# START OF Extracted data

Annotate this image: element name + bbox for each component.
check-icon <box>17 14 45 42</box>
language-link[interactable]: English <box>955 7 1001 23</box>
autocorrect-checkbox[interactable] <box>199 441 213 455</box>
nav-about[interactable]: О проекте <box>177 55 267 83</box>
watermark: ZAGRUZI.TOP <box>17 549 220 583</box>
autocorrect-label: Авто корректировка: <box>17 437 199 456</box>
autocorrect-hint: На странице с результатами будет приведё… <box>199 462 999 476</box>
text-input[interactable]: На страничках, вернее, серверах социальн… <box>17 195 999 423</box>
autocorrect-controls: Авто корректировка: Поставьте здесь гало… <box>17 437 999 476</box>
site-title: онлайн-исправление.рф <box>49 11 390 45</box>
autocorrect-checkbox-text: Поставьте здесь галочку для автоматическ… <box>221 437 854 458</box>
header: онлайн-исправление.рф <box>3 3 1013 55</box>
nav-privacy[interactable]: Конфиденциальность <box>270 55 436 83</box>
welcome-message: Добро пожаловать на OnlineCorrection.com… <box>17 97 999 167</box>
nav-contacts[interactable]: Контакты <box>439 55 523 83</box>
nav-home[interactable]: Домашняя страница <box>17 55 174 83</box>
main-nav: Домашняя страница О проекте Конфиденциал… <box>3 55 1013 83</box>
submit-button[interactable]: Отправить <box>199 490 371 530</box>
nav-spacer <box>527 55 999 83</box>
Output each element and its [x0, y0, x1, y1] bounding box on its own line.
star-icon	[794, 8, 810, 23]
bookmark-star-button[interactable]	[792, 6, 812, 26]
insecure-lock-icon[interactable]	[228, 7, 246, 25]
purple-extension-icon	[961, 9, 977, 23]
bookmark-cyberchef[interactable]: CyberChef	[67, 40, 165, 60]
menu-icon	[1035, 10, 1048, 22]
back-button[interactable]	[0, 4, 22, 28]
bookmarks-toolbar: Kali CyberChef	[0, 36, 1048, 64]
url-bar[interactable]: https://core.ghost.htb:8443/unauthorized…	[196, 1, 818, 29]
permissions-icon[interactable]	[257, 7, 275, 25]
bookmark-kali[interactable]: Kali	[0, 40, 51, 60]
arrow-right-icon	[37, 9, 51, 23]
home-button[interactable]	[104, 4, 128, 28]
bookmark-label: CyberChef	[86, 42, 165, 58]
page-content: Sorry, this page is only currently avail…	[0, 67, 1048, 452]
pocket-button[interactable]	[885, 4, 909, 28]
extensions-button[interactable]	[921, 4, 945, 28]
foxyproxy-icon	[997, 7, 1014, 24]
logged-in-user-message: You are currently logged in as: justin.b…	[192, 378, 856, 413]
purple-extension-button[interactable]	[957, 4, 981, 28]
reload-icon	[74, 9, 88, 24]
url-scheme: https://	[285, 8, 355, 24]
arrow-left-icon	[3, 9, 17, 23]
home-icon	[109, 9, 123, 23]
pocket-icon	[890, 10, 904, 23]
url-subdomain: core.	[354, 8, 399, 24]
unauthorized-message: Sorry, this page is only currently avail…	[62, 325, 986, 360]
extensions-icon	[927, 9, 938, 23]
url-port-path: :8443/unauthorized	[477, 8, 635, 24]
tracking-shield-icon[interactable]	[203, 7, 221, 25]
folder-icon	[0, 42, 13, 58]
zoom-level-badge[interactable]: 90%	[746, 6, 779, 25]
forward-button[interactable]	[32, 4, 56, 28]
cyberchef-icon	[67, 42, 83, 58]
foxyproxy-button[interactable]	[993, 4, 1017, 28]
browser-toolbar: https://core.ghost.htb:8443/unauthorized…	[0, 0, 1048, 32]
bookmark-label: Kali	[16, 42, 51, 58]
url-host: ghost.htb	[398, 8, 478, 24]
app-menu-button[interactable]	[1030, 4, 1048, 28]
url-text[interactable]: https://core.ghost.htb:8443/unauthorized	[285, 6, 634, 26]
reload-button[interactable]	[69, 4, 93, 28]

# END OF Extracted data

▸ **Problem statement**: Copy every line of the records above without any change.

▸ **Task result**:
Annotate this image: element name + bbox for each component.
check-icon <box>17 14 45 42</box>
language-link[interactable]: English <box>955 7 1001 23</box>
autocorrect-checkbox[interactable] <box>199 441 213 455</box>
nav-about[interactable]: О проекте <box>177 55 267 83</box>
watermark: ZAGRUZI.TOP <box>17 549 220 583</box>
autocorrect-label: Авто корректировка: <box>17 437 199 456</box>
autocorrect-hint: На странице с результатами будет приведё… <box>199 462 999 476</box>
text-input[interactable]: На страничках, вернее, серверах социальн… <box>17 195 999 423</box>
autocorrect-controls: Авто корректировка: Поставьте здесь гало… <box>17 437 999 476</box>
site-title: онлайн-исправление.рф <box>49 11 390 45</box>
autocorrect-checkbox-text: Поставьте здесь галочку для автоматическ… <box>221 437 854 458</box>
header: онлайн-исправление.рф <box>3 3 1013 55</box>
nav-privacy[interactable]: Конфиденциальность <box>270 55 436 83</box>
welcome-message: Добро пожаловать на OnlineCorrection.com… <box>17 97 999 167</box>
nav-contacts[interactable]: Контакты <box>439 55 523 83</box>
nav-home[interactable]: Домашняя страница <box>17 55 174 83</box>
main-nav: Домашняя страница О проекте Конфиденциал… <box>3 55 1013 83</box>
submit-button[interactable]: Отправить <box>199 490 371 530</box>
nav-spacer <box>527 55 999 83</box>
Output each element and its [x0, y0, x1, y1] bounding box on its own line.
star-icon	[794, 8, 810, 23]
bookmark-star-button[interactable]	[792, 6, 812, 26]
insecure-lock-icon[interactable]	[228, 7, 246, 25]
purple-extension-icon	[961, 9, 977, 23]
bookmark-cyberchef[interactable]: CyberChef	[67, 40, 165, 60]
menu-icon	[1035, 10, 1048, 22]
back-button[interactable]	[0, 4, 22, 28]
bookmarks-toolbar: Kali CyberChef	[0, 36, 1048, 64]
url-bar[interactable]: https://core.ghost.htb:8443/unauthorized…	[196, 1, 818, 29]
permissions-icon[interactable]	[257, 7, 275, 25]
bookmark-kali[interactable]: Kali	[0, 40, 51, 60]
arrow-right-icon	[37, 9, 51, 23]
home-button[interactable]	[104, 4, 128, 28]
bookmark-label: CyberChef	[86, 42, 165, 58]
page-content: Sorry, this page is only currently avail…	[0, 67, 1048, 452]
pocket-button[interactable]	[885, 4, 909, 28]
extensions-button[interactable]	[921, 4, 945, 28]
foxyproxy-icon	[997, 7, 1014, 24]
logged-in-user-message: You are currently logged in as: justin.b…	[192, 378, 856, 413]
purple-extension-button[interactable]	[957, 4, 981, 28]
reload-icon	[74, 9, 88, 24]
url-scheme: https://	[285, 8, 355, 24]
arrow-left-icon	[3, 9, 17, 23]
home-icon	[109, 9, 123, 23]
pocket-icon	[890, 10, 904, 23]
url-subdomain: core.	[354, 8, 399, 24]
unauthorized-message: Sorry, this page is only currently avail…	[62, 325, 986, 360]
extensions-icon	[927, 9, 938, 23]
url-port-path: :8443/unauthorized	[477, 8, 635, 24]
tracking-shield-icon[interactable]	[203, 7, 221, 25]
folder-icon	[0, 42, 13, 58]
zoom-level-badge[interactable]: 90%	[746, 6, 779, 25]
forward-button[interactable]	[32, 4, 56, 28]
cyberchef-icon	[67, 42, 83, 58]
foxyproxy-button[interactable]	[993, 4, 1017, 28]
browser-toolbar: https://core.ghost.htb:8443/unauthorized…	[0, 0, 1048, 32]
bookmark-label: Kali	[16, 42, 51, 58]
url-host: ghost.htb	[398, 8, 478, 24]
app-menu-button[interactable]	[1030, 4, 1048, 28]
url-text[interactable]: https://core.ghost.htb:8443/unauthorized	[285, 6, 634, 26]
reload-button[interactable]	[69, 4, 93, 28]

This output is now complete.